Return all the data, word for word.

## START Source records

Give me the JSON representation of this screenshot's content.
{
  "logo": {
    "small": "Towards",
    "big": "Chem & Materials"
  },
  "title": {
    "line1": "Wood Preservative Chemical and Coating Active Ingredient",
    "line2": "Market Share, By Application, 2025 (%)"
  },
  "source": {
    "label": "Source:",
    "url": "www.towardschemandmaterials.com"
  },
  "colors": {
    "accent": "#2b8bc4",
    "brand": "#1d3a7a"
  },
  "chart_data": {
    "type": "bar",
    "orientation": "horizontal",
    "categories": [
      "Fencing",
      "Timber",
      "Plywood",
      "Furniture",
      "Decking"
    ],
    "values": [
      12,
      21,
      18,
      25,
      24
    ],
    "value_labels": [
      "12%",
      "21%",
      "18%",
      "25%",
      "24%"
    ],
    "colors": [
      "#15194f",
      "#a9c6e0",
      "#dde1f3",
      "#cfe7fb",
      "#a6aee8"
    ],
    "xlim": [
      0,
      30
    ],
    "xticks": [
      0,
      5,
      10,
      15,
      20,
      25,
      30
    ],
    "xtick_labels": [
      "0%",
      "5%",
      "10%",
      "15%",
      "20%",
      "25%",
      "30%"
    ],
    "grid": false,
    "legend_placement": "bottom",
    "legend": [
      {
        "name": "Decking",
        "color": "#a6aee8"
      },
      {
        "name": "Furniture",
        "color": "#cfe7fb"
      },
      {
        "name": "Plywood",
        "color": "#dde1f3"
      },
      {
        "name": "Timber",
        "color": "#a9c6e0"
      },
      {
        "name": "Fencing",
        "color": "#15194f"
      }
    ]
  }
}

## END Source records

**Solution:**
Give me the JSON representation of this screenshot's content.
{
  "logo": {
    "small": "Towards",
    "big": "Chem & Materials"
  },
  "title": {
    "line1": "Wood Preservative Chemical and Coating Active Ingredient",
    "line2": "Market Share, By Application, 2025 (%)"
  },
  "source": {
    "label": "Source:",
    "url": "www.towardschemandmaterials.com"
  },
  "colors": {
    "accent": "#2b8bc4",
    "brand": "#1d3a7a"
  },
  "chart_data": {
    "type": "bar",
    "orientation": "horizontal",
    "categories": [
      "Fencing",
      "Timber",
      "Plywood",
      "Furniture",
      "Decking"
    ],
    "values": [
      12,
      21,
      18,
      25,
      24
    ],
    "value_labels": [
      "12%",
      "21%",
      "18%",
      "25%",
      "24%"
    ],
    "colors": [
      "#15194f",
      "#a9c6e0",
      "#dde1f3",
      "#cfe7fb",
      "#a6aee8"
    ],
    "xlim": [
      0,
      30
    ],
    "xticks": [
      0,
      5,
      10,
      15,
      20,
      25,
      30
    ],
    "xtick_labels": [
      "0%",
      "5%",
      "10%",
      "15%",
      "20%",
      "25%",
      "30%"
    ],
    "grid": false,
    "legend_placement": "bottom",
    "legend": [
      {
        "name": "Decking",
        "color": "#a6aee8"
      },
      {
        "name": "Furniture",
        "color": "#cfe7fb"
      },
      {
        "name": "Plywood",
        "color": "#dde1f3"
      },
      {
        "name": "Timber",
        "color": "#a9c6e0"
      },
      {
        "name": "Fencing",
        "color": "#15194f"
      }
    ]
  }
}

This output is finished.